━━━ Entries supplied ━━━
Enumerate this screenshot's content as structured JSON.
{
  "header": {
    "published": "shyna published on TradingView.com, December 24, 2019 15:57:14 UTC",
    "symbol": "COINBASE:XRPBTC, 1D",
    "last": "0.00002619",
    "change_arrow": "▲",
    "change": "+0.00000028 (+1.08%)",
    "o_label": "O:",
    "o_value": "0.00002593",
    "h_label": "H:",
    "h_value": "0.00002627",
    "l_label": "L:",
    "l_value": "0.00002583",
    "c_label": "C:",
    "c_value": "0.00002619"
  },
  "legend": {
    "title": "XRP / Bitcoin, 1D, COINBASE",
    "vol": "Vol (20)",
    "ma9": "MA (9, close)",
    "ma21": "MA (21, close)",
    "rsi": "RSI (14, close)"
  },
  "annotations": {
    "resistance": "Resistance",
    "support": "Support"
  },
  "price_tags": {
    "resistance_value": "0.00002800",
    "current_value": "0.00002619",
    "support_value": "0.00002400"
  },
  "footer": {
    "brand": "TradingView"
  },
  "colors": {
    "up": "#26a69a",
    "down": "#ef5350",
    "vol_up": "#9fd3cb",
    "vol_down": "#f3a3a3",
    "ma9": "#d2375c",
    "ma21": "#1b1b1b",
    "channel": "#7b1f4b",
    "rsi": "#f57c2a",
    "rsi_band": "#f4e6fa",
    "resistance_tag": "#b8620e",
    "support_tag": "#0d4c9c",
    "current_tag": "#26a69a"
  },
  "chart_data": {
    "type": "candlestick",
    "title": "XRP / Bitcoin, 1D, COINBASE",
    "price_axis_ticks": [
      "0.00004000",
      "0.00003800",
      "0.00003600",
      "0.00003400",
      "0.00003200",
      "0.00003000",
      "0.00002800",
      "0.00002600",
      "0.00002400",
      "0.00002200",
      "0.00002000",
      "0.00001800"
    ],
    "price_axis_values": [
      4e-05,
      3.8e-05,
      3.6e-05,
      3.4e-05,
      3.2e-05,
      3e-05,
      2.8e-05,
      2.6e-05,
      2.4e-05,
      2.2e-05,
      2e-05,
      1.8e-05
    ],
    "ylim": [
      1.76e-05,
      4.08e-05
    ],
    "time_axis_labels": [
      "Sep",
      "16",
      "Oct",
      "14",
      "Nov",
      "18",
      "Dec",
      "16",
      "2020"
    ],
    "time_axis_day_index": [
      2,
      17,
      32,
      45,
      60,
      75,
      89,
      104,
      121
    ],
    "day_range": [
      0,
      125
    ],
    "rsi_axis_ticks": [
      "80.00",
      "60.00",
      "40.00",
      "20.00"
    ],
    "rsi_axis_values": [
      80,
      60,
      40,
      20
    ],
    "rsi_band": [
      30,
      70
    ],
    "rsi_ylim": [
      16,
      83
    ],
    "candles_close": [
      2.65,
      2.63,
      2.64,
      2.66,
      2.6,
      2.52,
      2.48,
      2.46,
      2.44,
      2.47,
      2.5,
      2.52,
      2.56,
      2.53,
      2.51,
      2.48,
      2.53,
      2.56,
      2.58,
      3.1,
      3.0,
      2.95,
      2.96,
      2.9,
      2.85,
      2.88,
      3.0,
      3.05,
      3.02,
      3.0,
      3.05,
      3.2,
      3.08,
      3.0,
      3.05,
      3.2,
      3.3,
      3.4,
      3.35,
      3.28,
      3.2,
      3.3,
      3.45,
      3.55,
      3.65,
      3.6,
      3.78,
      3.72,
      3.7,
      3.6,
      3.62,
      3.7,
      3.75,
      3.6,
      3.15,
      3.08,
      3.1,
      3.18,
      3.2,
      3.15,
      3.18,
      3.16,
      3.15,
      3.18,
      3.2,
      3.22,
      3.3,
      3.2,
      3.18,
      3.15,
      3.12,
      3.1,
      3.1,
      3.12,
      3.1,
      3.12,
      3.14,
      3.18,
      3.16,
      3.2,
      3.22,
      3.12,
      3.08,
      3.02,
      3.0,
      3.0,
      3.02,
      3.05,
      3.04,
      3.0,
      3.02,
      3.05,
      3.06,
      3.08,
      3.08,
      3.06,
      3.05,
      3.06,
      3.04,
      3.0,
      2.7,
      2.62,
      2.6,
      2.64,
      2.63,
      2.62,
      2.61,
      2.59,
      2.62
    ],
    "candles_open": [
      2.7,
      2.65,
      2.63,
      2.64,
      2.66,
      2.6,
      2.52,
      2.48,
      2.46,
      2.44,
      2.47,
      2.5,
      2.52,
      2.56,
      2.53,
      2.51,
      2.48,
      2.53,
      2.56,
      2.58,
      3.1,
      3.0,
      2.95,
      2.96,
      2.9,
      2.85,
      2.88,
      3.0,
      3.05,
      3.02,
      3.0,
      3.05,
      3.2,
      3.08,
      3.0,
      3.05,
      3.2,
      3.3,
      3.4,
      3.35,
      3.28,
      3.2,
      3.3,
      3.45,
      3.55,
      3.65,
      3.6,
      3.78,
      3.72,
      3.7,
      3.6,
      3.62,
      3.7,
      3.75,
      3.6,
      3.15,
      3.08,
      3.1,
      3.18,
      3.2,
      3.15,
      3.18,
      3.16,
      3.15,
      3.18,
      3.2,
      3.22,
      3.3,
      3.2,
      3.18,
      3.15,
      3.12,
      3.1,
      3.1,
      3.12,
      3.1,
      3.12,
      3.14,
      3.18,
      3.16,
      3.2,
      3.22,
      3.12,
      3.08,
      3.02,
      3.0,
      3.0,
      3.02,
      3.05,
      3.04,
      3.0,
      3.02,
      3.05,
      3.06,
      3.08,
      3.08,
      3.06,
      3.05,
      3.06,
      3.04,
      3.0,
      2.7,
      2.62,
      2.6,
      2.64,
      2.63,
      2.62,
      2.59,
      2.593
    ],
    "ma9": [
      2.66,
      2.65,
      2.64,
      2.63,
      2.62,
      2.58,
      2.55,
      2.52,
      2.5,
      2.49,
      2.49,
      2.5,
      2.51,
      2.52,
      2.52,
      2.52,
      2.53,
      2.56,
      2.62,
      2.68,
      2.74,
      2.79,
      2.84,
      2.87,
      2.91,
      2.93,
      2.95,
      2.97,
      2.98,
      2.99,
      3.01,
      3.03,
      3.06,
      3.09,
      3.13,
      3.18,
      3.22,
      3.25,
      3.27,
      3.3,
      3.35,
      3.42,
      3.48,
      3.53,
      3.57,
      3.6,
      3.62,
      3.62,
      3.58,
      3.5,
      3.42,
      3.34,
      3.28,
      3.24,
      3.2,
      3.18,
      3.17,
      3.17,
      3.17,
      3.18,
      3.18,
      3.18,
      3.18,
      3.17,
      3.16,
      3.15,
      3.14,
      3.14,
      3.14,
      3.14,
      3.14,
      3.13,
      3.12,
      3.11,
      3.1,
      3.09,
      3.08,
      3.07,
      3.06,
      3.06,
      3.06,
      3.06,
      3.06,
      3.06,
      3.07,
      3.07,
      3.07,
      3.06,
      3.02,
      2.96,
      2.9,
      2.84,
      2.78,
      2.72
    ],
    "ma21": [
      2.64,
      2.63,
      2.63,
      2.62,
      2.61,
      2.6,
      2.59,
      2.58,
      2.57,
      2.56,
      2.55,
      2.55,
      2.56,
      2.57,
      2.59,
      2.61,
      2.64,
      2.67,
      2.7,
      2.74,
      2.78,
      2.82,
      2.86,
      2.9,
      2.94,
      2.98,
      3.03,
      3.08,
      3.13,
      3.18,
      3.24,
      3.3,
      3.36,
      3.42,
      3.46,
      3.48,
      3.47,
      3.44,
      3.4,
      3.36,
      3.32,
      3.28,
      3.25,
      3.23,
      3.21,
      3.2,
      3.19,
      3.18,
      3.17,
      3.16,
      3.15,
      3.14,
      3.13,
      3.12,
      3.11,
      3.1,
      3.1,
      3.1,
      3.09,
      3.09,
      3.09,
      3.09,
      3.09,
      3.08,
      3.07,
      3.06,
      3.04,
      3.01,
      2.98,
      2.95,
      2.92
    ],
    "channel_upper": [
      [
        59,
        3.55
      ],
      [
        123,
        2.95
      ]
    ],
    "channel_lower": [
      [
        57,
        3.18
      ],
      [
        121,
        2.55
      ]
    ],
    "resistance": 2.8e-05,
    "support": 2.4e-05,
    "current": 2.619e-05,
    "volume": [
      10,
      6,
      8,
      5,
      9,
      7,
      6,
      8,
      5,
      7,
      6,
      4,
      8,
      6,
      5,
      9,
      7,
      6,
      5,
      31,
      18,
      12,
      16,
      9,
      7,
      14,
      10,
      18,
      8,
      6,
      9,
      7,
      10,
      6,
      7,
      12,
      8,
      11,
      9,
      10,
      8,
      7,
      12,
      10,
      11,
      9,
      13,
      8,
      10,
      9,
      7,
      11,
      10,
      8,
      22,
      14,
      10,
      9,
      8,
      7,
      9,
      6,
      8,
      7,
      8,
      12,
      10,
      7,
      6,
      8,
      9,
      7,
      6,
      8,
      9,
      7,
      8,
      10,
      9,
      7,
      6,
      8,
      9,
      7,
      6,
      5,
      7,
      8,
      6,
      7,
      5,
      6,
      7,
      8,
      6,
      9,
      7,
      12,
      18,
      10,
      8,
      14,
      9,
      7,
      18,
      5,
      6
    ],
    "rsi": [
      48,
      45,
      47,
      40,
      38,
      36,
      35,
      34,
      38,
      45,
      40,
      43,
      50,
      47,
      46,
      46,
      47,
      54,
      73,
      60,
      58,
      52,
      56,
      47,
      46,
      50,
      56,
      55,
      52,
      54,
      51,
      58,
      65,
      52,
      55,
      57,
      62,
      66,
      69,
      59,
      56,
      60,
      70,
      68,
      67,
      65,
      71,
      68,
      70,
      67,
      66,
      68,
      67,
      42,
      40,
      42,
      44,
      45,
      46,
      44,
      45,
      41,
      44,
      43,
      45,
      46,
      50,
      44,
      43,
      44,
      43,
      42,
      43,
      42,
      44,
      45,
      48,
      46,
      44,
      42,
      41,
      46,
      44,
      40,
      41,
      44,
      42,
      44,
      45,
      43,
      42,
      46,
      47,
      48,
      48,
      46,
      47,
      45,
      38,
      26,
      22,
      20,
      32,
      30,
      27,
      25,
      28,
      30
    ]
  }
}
━━━
_What is being asked_.
Among the entries above, identify all lines with "TradingView" and copy them.

_Solution to the exercise_.
    "published": "shyna published on TradingView.com, December 24, 2019 15:57:14 UTC",
    "brand": "TradingView"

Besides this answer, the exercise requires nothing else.